_Provided material_.
:::::

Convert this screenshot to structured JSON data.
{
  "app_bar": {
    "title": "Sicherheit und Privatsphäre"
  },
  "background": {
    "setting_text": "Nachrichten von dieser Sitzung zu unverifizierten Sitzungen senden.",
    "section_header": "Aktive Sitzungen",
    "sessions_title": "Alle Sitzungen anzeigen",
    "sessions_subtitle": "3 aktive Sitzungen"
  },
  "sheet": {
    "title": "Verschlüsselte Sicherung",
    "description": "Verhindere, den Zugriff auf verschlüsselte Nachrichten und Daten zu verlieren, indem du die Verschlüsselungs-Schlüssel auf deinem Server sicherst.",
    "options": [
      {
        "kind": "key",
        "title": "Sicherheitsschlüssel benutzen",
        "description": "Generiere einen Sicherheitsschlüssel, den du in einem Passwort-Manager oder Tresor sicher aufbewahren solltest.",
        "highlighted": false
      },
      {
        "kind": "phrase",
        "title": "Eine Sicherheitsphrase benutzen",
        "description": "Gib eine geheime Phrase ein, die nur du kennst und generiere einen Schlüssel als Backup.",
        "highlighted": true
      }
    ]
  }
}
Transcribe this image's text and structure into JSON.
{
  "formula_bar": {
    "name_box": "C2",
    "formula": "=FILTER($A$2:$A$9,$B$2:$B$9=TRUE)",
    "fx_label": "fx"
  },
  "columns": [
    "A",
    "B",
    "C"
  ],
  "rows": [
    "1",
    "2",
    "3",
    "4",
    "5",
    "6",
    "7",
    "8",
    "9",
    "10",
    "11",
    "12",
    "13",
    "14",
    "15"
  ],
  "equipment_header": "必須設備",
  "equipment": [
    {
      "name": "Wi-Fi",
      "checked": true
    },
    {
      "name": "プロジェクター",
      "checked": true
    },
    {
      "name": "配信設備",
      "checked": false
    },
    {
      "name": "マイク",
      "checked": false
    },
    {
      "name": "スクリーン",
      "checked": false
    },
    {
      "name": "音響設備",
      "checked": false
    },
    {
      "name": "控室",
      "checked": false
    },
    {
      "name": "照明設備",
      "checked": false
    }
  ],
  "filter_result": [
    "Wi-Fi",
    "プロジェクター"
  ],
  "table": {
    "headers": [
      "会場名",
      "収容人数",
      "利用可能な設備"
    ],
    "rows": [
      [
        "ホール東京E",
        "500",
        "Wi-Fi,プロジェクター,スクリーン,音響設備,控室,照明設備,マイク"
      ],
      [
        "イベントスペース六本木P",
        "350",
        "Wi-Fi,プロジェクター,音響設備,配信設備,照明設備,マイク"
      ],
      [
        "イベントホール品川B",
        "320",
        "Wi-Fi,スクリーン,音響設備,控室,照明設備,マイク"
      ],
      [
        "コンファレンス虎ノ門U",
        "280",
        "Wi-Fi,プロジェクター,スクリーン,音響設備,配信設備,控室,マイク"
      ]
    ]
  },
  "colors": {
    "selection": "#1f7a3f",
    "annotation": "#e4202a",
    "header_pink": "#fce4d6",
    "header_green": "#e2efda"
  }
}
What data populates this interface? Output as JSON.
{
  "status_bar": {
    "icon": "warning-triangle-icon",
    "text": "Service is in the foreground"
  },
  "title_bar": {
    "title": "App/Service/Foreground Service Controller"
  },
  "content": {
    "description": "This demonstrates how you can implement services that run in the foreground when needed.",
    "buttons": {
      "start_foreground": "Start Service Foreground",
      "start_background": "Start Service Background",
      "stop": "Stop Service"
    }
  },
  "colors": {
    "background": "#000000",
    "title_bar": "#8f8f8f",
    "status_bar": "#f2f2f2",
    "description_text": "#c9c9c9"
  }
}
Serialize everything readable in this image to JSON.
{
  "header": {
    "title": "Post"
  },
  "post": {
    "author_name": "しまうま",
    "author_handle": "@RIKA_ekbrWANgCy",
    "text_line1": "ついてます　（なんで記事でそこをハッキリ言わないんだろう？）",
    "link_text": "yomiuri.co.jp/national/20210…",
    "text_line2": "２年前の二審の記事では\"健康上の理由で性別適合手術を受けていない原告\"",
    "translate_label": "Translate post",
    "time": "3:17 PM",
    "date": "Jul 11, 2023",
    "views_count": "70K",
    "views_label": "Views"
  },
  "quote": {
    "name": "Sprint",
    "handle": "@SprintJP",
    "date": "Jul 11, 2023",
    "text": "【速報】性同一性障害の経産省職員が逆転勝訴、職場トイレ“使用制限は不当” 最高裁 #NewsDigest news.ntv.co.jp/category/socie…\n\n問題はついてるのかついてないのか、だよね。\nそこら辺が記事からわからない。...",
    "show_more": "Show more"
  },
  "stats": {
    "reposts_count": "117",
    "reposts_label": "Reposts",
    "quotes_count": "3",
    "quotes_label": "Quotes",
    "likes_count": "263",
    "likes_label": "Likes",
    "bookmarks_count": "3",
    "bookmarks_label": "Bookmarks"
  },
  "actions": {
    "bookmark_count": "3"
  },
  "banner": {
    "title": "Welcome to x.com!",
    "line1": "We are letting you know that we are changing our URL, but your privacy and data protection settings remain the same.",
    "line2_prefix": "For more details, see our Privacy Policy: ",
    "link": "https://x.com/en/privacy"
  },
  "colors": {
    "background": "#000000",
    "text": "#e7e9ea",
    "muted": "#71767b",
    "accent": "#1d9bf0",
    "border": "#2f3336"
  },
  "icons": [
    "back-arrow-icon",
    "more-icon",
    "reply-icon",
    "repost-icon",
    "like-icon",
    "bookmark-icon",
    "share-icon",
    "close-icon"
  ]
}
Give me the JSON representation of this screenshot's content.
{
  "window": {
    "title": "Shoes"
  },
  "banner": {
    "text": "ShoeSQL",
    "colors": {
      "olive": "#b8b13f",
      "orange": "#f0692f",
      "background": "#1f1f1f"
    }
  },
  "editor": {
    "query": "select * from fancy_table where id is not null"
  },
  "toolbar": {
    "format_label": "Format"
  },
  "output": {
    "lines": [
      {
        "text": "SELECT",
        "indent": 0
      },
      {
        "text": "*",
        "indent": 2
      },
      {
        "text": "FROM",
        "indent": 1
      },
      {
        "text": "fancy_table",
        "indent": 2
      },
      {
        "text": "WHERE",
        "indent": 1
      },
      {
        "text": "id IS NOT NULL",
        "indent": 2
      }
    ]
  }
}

:::::

_Instruction_. Search the listing for the word "配信設備" and return each line that holds it.

_Problem solution_.
      "name": "配信設備",
        "Wi-Fi,プロジェクター,音響設備,配信設備,照明設備,マイク"
        "Wi-Fi,プロジェクター,スクリーン,音響設備,配信設備,控室,マイク"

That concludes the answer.